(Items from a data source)
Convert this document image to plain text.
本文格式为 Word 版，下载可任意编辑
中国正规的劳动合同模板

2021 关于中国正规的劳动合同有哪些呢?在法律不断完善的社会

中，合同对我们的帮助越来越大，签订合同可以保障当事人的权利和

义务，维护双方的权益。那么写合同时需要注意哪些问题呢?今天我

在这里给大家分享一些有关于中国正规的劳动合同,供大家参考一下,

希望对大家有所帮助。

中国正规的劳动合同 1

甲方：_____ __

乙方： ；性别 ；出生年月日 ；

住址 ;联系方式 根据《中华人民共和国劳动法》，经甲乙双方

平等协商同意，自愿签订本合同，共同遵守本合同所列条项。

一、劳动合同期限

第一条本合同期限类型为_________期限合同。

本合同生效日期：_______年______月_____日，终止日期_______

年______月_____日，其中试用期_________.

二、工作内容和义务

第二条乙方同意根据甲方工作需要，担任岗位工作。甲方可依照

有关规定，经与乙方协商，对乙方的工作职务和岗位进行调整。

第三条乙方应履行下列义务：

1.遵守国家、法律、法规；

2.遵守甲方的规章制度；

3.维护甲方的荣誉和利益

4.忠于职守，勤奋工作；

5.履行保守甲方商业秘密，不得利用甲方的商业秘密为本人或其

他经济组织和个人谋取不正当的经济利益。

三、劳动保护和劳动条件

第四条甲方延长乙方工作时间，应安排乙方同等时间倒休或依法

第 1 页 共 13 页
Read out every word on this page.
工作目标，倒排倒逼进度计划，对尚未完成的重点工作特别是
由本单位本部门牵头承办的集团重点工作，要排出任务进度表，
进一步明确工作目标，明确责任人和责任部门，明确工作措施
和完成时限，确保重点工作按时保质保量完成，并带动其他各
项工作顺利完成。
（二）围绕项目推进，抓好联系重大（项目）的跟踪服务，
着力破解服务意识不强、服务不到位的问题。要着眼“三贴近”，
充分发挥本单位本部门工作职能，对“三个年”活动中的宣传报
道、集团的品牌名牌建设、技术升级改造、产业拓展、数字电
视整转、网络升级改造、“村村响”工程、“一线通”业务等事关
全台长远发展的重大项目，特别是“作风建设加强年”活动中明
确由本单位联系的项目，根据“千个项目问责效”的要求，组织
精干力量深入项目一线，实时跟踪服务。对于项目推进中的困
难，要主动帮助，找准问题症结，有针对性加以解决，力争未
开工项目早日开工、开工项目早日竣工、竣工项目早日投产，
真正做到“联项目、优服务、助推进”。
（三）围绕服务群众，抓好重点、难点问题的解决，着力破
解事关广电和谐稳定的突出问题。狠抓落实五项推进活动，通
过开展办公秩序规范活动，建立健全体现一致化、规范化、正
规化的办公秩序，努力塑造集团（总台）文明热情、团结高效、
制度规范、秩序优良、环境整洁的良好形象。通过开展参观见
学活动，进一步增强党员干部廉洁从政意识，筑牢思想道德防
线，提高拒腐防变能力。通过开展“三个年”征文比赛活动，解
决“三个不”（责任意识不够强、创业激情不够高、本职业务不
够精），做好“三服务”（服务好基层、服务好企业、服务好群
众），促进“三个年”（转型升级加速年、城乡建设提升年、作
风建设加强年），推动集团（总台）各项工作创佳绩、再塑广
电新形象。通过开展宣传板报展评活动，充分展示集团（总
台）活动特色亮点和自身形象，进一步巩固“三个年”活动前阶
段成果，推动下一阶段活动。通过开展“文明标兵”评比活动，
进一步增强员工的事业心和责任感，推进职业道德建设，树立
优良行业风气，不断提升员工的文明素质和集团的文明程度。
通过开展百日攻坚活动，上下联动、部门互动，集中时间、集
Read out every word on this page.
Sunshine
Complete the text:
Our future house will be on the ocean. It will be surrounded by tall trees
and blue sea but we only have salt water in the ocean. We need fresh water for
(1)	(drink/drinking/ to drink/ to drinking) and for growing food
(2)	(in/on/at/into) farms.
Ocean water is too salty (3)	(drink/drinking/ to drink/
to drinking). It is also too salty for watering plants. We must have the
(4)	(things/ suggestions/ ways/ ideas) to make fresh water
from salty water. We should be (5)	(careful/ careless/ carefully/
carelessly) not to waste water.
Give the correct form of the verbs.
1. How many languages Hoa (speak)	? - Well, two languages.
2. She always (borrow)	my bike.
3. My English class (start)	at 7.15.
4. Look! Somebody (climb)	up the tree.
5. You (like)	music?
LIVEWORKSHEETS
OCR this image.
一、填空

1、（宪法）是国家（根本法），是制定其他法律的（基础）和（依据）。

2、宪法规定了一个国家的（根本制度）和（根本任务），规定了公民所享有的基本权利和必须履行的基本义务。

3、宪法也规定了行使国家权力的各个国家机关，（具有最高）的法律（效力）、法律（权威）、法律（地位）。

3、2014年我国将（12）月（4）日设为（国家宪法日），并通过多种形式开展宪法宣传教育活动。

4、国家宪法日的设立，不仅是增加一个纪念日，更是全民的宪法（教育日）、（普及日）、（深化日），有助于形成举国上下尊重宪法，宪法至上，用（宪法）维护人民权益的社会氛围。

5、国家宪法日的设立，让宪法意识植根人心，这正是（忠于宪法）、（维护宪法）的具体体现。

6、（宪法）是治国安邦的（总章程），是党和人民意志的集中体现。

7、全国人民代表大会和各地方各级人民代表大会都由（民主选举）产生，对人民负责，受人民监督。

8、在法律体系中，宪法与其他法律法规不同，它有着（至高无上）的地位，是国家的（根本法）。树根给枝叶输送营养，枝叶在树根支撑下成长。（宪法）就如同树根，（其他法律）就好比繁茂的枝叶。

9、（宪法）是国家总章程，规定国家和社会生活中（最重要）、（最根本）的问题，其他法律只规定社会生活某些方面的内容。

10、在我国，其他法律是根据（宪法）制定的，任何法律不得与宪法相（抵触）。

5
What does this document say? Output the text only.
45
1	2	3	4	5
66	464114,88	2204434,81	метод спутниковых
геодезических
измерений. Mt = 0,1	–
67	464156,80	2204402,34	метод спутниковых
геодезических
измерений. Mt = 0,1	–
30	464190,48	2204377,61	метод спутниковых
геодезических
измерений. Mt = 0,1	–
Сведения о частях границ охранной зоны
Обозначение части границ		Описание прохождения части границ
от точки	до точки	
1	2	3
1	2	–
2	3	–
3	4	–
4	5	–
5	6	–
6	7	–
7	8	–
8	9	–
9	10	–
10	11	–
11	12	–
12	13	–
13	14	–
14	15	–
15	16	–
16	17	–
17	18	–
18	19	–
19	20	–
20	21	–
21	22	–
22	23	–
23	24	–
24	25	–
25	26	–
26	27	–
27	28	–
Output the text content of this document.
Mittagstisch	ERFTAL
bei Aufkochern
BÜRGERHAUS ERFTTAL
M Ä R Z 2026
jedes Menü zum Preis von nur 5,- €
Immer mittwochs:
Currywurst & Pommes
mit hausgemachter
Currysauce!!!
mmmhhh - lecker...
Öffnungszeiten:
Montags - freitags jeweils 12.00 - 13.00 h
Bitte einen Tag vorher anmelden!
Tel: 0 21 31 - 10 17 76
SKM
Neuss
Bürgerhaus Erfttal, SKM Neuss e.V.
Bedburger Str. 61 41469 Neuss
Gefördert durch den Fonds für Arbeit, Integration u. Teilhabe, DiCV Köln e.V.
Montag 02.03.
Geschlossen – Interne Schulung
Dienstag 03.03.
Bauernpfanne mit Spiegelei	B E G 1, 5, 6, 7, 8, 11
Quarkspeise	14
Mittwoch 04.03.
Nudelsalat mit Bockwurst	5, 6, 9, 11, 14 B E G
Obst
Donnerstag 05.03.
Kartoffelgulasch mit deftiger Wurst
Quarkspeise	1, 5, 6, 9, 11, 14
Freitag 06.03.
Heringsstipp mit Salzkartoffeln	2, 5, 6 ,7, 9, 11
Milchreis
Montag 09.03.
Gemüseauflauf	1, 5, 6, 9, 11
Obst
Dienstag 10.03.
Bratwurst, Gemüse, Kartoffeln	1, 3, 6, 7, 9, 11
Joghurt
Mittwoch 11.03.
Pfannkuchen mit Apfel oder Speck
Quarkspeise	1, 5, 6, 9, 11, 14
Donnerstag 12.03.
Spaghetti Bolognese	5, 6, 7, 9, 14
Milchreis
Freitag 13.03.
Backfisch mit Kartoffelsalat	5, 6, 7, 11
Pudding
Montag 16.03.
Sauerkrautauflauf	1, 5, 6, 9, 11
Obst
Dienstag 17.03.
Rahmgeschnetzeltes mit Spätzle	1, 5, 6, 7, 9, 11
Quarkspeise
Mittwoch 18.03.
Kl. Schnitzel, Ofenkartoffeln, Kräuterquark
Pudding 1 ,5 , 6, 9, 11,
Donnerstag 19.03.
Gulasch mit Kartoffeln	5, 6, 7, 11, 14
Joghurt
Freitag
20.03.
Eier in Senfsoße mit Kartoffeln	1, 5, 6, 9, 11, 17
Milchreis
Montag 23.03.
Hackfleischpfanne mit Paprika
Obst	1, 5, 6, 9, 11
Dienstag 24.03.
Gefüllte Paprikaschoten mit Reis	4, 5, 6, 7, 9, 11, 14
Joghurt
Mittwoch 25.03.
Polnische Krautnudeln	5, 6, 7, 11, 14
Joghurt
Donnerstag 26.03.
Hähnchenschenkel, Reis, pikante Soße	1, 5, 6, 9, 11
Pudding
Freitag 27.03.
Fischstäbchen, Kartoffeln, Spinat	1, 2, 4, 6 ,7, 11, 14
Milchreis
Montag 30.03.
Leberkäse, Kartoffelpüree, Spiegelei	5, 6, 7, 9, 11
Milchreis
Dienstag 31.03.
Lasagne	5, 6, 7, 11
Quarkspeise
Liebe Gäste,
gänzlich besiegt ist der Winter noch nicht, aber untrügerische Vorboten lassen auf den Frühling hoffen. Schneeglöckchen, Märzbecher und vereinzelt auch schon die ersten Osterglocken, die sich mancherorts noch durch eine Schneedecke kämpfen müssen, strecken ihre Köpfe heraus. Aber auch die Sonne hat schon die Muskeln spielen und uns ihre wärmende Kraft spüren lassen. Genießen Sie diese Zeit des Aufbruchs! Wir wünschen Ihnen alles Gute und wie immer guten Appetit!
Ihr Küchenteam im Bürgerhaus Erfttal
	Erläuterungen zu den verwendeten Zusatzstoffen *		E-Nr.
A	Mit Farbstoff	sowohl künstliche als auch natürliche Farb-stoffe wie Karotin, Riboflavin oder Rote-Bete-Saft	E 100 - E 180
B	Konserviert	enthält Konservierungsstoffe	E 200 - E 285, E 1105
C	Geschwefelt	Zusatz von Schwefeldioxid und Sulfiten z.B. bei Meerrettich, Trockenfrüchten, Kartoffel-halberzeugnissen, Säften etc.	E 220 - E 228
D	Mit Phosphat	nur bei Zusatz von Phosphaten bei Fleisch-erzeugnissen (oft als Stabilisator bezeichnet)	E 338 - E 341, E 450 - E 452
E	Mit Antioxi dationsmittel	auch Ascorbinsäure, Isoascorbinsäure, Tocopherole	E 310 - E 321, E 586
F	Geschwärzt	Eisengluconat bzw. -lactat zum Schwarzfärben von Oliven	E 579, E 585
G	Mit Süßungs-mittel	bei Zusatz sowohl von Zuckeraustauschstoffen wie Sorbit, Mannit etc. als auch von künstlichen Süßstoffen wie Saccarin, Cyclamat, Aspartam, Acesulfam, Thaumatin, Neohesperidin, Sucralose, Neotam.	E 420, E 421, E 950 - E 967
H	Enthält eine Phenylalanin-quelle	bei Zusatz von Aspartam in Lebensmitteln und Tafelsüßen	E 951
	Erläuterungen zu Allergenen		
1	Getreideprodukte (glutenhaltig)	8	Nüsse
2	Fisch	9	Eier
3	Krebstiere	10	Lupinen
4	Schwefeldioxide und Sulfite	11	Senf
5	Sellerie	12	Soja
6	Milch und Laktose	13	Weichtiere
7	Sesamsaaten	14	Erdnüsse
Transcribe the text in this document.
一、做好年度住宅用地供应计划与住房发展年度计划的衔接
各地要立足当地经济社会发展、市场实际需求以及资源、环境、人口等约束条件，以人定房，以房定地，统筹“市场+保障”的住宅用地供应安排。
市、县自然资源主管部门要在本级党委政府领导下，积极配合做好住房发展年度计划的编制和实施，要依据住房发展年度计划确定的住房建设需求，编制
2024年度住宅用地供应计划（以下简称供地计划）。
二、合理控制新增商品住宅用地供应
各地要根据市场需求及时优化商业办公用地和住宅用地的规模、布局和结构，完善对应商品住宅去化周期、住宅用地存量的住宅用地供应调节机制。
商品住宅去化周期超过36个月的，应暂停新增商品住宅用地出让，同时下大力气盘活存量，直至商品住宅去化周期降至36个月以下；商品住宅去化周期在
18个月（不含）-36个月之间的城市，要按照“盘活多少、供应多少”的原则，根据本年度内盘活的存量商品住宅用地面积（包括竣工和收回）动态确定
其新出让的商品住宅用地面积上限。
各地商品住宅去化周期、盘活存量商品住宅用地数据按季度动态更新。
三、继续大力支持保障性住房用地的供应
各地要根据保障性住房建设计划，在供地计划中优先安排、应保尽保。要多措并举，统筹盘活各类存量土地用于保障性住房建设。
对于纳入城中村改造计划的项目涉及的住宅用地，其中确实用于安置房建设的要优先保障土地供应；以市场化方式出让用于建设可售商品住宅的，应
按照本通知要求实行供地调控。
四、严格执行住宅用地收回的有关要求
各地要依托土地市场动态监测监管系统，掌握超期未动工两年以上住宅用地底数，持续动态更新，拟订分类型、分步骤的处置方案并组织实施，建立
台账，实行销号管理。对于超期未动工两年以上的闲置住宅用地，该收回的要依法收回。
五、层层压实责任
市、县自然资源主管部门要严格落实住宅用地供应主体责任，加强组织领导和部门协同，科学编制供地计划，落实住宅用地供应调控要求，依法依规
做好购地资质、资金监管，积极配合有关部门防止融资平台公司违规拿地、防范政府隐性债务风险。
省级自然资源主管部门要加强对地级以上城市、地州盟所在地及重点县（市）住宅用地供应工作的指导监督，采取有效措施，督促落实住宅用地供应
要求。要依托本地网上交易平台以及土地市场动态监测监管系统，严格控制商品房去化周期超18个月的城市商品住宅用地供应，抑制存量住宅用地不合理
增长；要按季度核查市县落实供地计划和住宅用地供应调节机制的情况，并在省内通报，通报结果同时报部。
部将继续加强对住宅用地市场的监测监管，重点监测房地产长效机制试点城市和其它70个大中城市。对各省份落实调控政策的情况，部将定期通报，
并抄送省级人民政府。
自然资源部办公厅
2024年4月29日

EXERCISE ->
Copy, from the material above, each line in which the string "Eier" occurs.

COMPLETED EXERCISE ->
Eier in Senfsoße mit Kartoffeln	1, 5, 6, 9, 11, 17
2	Fisch	9	Eier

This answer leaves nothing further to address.